╭──

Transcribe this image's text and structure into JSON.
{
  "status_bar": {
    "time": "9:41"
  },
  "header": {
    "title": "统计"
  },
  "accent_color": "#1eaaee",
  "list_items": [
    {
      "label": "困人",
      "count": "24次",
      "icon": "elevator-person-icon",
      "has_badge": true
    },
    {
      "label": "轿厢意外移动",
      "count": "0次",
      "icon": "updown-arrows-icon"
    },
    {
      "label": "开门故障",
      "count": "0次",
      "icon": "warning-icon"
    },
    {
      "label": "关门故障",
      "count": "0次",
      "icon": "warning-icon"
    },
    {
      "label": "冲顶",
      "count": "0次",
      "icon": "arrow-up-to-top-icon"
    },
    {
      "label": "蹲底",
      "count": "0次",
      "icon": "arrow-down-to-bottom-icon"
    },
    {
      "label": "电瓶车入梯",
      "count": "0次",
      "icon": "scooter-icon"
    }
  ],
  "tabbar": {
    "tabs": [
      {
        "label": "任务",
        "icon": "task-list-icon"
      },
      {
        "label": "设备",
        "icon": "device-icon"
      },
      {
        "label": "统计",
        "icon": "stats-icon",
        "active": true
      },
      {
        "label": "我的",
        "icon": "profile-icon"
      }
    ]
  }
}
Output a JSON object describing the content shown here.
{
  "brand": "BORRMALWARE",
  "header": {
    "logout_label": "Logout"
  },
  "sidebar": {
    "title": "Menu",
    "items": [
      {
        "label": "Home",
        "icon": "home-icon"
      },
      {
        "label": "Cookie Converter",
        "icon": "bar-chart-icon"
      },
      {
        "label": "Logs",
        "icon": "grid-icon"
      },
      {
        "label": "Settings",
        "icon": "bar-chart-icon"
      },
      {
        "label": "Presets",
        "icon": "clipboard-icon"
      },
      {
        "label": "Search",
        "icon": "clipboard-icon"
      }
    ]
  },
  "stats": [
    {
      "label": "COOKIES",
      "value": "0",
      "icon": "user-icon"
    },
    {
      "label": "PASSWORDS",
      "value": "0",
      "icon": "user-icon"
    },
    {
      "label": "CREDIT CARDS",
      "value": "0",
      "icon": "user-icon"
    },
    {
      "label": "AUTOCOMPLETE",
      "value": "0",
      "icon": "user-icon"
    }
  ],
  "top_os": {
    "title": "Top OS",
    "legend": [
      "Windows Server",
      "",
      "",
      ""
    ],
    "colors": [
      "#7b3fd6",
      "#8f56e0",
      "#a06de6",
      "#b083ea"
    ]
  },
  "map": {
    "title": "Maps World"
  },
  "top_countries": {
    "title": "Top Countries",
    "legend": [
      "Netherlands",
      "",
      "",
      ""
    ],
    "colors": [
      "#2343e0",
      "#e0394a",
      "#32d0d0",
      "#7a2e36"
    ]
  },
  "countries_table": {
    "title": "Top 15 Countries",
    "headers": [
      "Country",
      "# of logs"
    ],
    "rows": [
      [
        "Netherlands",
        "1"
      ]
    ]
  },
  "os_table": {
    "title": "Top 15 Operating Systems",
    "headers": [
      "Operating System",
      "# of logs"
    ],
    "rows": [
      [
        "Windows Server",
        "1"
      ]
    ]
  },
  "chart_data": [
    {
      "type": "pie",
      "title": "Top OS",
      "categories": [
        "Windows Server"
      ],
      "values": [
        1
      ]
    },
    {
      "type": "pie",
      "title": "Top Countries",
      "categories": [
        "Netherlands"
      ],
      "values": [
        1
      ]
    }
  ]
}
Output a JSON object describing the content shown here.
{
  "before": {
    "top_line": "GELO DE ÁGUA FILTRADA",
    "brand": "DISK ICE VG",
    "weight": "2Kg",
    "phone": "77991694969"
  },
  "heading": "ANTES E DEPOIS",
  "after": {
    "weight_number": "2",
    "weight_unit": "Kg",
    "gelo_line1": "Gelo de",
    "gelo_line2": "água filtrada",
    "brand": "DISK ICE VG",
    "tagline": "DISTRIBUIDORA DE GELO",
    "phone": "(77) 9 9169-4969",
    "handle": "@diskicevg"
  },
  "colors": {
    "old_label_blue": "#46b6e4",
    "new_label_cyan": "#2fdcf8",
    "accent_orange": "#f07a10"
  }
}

╰──

Repeat the material word for word, in full.

▶ THE REPLY:
Transcribe this image's text and structure into JSON.
{
  "status_bar": {
    "time": "9:41"
  },
  "header": {
    "title": "统计"
  },
  "accent_color": "#1eaaee",
  "list_items": [
    {
      "label": "困人",
      "count": "24次",
      "icon": "elevator-person-icon",
      "has_badge": true
    },
    {
      "label": "轿厢意外移动",
      "count": "0次",
      "icon": "updown-arrows-icon"
    },
    {
      "label": "开门故障",
      "count": "0次",
      "icon": "warning-icon"
    },
    {
      "label": "关门故障",
      "count": "0次",
      "icon": "warning-icon"
    },
    {
      "label": "冲顶",
      "count": "0次",
      "icon": "arrow-up-to-top-icon"
    },
    {
      "label": "蹲底",
      "count": "0次",
      "icon": "arrow-down-to-bottom-icon"
    },
    {
      "label": "电瓶车入梯",
      "count": "0次",
      "icon": "scooter-icon"
    }
  ],
  "tabbar": {
    "tabs": [
      {
        "label": "任务",
        "icon": "task-list-icon"
      },
      {
        "label": "设备",
        "icon": "device-icon"
      },
      {
        "label": "统计",
        "icon": "stats-icon",
        "active": true
      },
      {
        "label": "我的",
        "icon": "profile-icon"
      }
    ]
  }
}
Output a JSON object describing the content shown here.
{
  "brand": "BORRMALWARE",
  "header": {
    "logout_label": "Logout"
  },
  "sidebar": {
    "title": "Menu",
    "items": [
      {
        "label": "Home",
        "icon": "home-icon"
      },
      {
        "label": "Cookie Converter",
        "icon": "bar-chart-icon"
      },
      {
        "label": "Logs",
        "icon": "grid-icon"
      },
      {
        "label": "Settings",
        "icon": "bar-chart-icon"
      },
      {
        "label": "Presets",
        "icon": "clipboard-icon"
      },
      {
        "label": "Search",
        "icon": "clipboard-icon"
      }
    ]
  },
  "stats": [
    {
      "label": "COOKIES",
      "value": "0",
      "icon": "user-icon"
    },
    {
      "label": "PASSWORDS",
      "value": "0",
      "icon": "user-icon"
    },
    {
      "label": "CREDIT CARDS",
      "value": "0",
      "icon": "user-icon"
    },
    {
      "label": "AUTOCOMPLETE",
      "value": "0",
      "icon": "user-icon"
    }
  ],
  "top_os": {
    "title": "Top OS",
    "legend": [
      "Windows Server",
      "",
      "",
      ""
    ],
    "colors": [
      "#7b3fd6",
      "#8f56e0",
      "#a06de6",
      "#b083ea"
    ]
  },
  "map": {
    "title": "Maps World"
  },
  "top_countries": {
    "title": "Top Countries",
    "legend": [
      "Netherlands",
      "",
      "",
      ""
    ],
    "colors": [
      "#2343e0",
      "#e0394a",
      "#32d0d0",
      "#7a2e36"
    ]
  },
  "countries_table": {
    "title": "Top 15 Countries",
    "headers": [
      "Country",
      "# of logs"
    ],
    "rows": [
      [
        "Netherlands",
        "1"
      ]
    ]
  },
  "os_table": {
    "title": "Top 15 Operating Systems",
    "headers": [
      "Operating System",
      "# of logs"
    ],
    "rows": [
      [
        "Windows Server",
        "1"
      ]
    ]
  },
  "chart_data": [
    {
      "type": "pie",
      "title": "Top OS",
      "categories": [
        "Windows Server"
      ],
      "values": [
        1
      ]
    },
    {
      "type": "pie",
      "title": "Top Countries",
      "categories": [
        "Netherlands"
      ],
      "values": [
        1
      ]
    }
  ]
}
Output a JSON object describing the content shown here.
{
  "before": {
    "top_line": "GELO DE ÁGUA FILTRADA",
    "brand": "DISK ICE VG",
    "weight": "2Kg",
    "phone": "77991694969"
  },
  "heading": "ANTES E DEPOIS",
  "after": {
    "weight_number": "2",
    "weight_unit": "Kg",
    "gelo_line1": "Gelo de",
    "gelo_line2": "água filtrada",
    "brand": "DISK ICE VG",
    "tagline": "DISTRIBUIDORA DE GELO",
    "phone": "(77) 9 9169-4969",
    "handle": "@diskicevg"
  },
  "colors": {
    "old_label_blue": "#46b6e4",
    "new_label_cyan": "#2fdcf8",
    "accent_orange": "#f07a10"
  }
}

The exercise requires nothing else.